▶ **Aim**
Determine the number of lines that have the string "MMES" in them, and give only that number.

^^^^^^^^

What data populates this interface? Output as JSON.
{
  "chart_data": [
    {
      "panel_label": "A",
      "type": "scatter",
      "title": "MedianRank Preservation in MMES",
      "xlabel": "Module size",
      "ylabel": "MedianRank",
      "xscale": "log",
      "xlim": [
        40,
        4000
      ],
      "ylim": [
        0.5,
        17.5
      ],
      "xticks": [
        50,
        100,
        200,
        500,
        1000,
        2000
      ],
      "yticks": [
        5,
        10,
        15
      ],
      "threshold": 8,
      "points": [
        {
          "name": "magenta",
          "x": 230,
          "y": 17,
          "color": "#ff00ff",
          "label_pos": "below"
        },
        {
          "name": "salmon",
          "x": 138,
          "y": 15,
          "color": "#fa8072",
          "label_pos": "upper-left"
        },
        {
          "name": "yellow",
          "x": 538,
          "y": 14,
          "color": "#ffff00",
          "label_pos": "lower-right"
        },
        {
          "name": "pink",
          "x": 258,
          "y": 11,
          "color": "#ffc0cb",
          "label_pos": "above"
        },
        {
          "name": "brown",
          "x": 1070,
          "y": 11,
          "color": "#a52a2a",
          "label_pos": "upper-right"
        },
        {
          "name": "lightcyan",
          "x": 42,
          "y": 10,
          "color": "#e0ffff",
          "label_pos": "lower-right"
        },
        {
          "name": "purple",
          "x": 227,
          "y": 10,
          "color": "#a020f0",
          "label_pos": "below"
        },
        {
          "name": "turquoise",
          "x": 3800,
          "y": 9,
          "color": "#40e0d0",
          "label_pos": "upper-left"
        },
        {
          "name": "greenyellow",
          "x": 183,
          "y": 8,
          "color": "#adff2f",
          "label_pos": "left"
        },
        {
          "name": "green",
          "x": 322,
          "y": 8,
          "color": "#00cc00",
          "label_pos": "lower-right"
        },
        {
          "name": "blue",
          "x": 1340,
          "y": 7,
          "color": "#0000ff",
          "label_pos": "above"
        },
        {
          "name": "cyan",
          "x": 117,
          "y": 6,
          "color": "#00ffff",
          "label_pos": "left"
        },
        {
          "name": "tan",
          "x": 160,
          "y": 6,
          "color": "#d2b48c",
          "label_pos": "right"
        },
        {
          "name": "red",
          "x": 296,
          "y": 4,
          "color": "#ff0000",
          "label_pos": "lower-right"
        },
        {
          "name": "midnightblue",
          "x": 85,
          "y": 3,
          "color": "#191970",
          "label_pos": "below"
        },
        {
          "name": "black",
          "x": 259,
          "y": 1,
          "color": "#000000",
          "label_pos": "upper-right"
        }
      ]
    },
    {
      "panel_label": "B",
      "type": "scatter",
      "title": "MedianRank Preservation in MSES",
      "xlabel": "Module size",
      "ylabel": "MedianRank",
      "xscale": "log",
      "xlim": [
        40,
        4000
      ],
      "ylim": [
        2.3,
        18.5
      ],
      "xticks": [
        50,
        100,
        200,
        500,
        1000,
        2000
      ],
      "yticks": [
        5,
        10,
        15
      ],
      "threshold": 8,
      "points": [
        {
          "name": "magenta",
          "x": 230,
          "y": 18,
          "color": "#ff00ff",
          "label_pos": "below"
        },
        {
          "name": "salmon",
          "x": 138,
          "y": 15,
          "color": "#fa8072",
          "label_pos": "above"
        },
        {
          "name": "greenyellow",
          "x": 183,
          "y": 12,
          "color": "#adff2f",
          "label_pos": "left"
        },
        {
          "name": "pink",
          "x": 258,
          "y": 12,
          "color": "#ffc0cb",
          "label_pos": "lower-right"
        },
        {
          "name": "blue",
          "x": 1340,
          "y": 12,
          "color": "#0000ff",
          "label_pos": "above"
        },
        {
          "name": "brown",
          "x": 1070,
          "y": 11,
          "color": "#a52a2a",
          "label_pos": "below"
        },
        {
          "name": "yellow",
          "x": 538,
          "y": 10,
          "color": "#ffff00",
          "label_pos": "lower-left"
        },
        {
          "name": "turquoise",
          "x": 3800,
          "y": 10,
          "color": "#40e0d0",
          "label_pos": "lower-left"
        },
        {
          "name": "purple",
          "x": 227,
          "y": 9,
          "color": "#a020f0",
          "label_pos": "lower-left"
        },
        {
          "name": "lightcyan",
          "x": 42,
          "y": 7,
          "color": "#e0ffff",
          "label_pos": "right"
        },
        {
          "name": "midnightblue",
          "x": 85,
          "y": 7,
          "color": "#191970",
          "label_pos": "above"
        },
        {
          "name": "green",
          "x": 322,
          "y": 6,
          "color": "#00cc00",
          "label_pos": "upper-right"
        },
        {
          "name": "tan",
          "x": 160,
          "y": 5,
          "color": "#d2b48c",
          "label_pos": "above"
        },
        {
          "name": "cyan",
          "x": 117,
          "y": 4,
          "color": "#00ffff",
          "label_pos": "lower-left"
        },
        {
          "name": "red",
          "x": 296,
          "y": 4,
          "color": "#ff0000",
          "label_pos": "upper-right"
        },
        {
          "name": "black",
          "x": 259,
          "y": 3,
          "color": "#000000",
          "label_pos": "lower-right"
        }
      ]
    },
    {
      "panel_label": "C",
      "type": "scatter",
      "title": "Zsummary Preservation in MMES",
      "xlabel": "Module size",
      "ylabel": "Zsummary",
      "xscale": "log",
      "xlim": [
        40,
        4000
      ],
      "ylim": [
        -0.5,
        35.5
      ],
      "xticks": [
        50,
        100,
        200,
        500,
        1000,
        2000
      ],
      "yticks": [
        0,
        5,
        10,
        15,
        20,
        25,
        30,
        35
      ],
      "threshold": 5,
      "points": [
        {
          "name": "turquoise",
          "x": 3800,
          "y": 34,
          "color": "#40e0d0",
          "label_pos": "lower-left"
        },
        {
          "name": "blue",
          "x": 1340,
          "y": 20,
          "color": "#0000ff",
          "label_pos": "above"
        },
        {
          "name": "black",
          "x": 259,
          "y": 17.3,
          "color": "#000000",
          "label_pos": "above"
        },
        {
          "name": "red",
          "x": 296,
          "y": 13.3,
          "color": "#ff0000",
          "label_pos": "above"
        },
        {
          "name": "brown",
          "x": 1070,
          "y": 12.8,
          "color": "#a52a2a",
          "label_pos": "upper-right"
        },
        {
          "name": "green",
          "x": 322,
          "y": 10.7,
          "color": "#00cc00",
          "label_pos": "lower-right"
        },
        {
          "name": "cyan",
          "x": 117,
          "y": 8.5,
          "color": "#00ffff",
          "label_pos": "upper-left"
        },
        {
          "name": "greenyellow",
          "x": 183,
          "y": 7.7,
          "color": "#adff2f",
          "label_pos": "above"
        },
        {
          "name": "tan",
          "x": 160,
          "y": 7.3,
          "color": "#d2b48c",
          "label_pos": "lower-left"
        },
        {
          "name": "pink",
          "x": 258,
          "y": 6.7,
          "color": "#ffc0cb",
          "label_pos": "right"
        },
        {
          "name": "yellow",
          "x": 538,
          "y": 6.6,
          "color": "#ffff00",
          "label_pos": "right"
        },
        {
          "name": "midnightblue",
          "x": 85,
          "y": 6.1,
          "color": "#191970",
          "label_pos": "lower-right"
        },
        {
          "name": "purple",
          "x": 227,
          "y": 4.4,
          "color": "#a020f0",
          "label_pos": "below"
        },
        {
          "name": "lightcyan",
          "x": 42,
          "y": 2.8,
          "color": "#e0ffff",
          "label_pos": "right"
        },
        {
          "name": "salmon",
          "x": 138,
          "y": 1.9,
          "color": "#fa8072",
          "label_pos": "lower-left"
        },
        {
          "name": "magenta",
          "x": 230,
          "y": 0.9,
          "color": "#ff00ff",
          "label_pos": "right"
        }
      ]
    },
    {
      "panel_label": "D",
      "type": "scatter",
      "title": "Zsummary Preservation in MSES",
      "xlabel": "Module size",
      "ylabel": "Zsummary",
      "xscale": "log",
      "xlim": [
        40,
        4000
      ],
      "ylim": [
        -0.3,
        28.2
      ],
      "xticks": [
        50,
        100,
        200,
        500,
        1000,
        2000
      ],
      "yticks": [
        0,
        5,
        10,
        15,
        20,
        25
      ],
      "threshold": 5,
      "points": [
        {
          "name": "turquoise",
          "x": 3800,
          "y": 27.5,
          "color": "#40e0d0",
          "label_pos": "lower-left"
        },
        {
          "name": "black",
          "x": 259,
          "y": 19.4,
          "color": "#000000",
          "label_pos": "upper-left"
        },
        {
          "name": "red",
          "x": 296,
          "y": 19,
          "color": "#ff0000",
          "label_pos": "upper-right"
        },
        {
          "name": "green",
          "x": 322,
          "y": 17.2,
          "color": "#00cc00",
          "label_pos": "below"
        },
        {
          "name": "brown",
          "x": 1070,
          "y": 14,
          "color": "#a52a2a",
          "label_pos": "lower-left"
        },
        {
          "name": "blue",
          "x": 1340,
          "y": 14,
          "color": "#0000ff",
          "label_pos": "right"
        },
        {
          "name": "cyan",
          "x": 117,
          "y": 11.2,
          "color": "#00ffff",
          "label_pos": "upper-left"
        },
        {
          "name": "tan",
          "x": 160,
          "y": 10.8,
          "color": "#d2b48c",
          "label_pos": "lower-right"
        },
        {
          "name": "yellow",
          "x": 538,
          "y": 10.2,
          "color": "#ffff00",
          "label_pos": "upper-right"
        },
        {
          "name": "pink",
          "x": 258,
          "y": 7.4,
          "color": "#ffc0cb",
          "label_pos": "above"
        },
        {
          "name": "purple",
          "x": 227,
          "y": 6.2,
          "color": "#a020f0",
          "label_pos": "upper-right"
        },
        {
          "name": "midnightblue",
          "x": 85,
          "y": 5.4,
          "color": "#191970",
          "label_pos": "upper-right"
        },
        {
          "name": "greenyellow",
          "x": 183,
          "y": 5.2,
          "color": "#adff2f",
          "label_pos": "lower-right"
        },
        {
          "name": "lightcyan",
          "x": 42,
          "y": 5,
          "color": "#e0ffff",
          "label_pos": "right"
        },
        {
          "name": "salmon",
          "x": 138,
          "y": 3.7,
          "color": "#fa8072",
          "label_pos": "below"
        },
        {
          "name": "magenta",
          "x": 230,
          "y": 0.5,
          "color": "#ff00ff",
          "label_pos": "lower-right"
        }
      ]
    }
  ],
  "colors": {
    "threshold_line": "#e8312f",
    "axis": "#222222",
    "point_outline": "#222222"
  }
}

^^^^^^^^

▶ **Exercise answer**
2